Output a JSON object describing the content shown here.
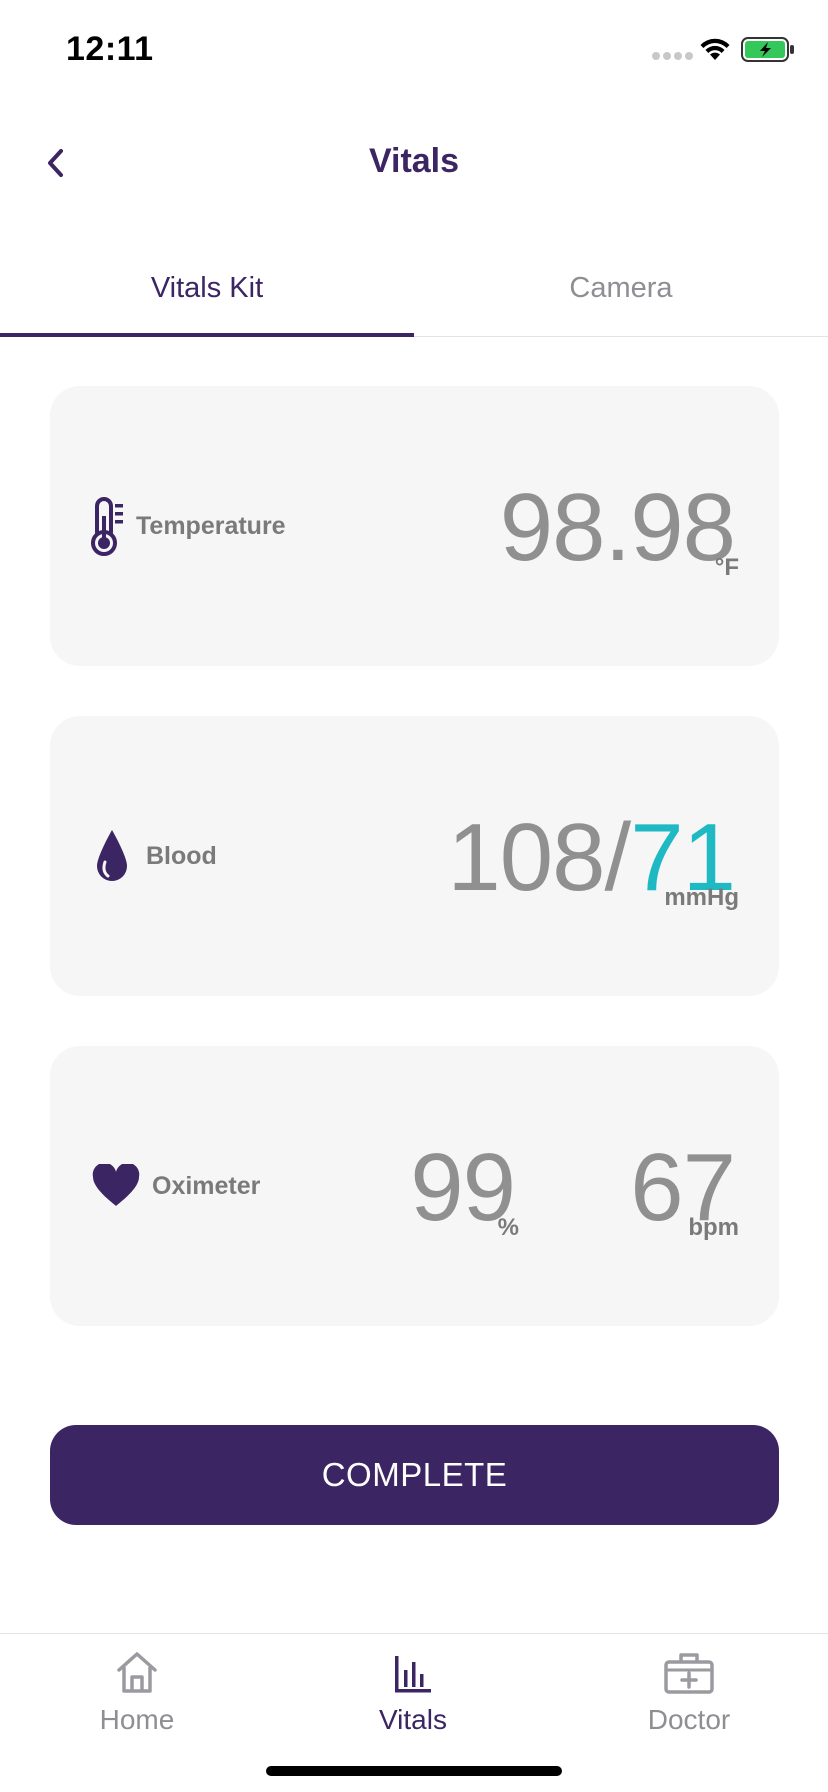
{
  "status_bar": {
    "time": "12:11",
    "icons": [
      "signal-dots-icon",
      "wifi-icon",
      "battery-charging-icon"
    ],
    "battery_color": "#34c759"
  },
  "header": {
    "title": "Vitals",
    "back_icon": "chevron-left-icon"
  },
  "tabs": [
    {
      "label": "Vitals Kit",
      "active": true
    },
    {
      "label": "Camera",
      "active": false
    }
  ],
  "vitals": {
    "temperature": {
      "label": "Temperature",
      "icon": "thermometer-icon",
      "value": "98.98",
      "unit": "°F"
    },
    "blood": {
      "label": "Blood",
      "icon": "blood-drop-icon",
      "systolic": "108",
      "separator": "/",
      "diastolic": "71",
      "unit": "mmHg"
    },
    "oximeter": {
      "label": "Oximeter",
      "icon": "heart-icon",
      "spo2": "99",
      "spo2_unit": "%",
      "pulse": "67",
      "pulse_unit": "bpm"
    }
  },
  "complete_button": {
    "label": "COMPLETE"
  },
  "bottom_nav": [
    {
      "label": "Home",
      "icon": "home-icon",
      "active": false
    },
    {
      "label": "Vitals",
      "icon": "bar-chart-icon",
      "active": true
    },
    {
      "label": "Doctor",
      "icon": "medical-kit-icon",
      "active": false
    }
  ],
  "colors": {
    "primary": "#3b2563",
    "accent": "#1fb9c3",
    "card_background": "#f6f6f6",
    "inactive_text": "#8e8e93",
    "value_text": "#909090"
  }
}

***

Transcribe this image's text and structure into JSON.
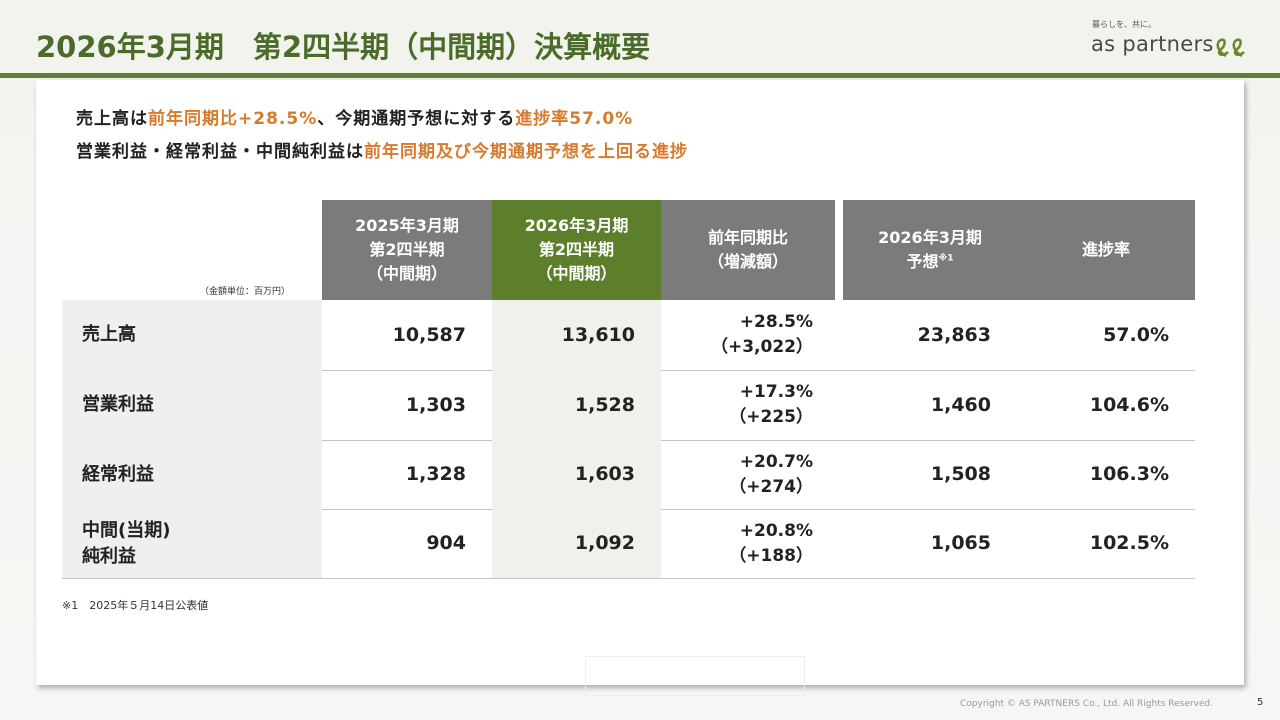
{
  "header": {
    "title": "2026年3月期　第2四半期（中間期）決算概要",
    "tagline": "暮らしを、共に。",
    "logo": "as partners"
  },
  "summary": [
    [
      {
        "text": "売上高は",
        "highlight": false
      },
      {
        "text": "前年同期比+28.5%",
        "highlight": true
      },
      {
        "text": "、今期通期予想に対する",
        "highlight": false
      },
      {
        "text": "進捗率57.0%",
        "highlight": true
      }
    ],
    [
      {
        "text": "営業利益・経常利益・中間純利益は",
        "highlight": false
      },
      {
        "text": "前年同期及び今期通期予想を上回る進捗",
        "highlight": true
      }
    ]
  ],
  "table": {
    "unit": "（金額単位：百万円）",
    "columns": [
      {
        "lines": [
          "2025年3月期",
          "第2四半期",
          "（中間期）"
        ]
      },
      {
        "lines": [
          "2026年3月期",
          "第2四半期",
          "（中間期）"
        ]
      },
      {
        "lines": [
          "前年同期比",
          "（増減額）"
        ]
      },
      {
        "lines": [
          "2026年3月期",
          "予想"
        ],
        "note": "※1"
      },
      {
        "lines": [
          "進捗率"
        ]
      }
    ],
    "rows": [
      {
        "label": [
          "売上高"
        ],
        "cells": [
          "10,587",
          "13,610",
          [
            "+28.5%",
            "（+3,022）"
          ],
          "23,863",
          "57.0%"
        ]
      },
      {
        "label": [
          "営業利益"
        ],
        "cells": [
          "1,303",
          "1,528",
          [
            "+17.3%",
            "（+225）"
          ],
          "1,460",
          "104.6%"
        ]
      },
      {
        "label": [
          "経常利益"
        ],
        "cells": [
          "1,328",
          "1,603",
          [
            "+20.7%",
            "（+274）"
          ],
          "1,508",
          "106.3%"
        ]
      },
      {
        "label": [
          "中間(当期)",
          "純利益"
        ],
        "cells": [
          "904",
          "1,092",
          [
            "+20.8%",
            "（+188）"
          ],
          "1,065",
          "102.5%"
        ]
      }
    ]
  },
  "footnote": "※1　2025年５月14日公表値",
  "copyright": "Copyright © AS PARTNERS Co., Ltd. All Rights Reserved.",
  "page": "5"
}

***

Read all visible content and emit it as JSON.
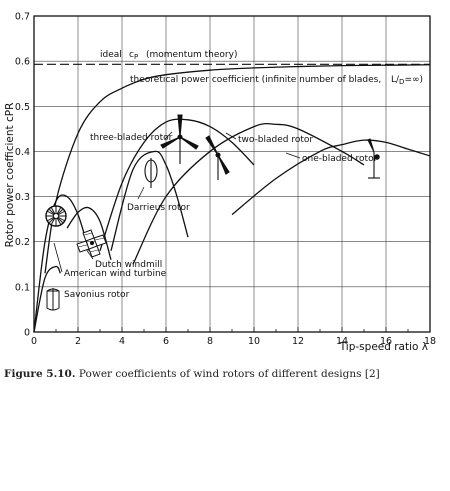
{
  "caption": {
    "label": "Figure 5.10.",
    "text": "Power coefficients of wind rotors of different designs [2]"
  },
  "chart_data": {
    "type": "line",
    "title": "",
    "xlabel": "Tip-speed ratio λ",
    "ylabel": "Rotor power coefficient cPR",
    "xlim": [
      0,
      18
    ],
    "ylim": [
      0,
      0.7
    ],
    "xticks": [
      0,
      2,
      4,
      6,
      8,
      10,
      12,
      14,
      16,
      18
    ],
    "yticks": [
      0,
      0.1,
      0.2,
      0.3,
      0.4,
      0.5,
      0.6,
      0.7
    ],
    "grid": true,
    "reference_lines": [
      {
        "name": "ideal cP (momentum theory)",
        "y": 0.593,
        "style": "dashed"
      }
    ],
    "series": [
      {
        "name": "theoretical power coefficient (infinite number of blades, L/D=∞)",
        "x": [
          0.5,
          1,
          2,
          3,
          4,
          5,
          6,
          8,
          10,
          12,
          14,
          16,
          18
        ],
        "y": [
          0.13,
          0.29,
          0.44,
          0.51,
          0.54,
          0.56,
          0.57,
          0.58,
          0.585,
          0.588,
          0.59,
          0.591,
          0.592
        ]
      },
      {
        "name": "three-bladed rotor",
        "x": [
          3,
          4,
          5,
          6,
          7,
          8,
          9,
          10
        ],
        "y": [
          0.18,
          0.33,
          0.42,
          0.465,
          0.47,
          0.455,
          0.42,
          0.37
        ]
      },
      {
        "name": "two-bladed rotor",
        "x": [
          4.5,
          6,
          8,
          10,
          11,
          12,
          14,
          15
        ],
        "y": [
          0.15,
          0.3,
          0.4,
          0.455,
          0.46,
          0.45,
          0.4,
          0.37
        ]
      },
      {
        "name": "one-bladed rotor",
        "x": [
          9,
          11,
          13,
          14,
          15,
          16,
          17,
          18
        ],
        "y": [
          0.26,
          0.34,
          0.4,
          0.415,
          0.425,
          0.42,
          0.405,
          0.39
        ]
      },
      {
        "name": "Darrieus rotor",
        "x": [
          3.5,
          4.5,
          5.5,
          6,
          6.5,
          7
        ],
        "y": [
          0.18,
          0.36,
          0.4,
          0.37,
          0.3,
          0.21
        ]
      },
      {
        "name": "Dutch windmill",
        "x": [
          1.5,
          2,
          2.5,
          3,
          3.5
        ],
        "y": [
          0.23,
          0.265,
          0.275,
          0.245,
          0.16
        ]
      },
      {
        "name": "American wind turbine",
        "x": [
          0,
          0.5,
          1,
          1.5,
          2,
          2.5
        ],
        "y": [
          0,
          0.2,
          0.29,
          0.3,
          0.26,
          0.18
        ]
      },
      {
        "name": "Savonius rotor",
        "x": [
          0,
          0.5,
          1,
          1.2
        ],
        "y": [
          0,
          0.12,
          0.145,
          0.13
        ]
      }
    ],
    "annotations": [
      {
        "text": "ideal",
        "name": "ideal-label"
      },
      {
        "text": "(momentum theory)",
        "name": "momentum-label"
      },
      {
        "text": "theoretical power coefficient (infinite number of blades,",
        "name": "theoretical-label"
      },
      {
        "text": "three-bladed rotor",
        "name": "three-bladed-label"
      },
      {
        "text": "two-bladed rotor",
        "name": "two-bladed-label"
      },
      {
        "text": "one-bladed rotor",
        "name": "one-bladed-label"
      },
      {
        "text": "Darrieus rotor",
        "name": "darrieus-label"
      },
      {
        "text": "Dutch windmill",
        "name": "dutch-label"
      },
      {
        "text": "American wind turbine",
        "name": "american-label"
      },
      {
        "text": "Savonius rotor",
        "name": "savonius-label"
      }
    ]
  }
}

***

* TASK TO COMPLETE: Identify the lines that hold the word "number". Copy every one of them.

* COMPLETE RESPONSE:
        "name": "theoretical power coefficient (infinite number of blades, L/D=∞)",
        "text": "theoretical power coefficient (infinite number of blades,",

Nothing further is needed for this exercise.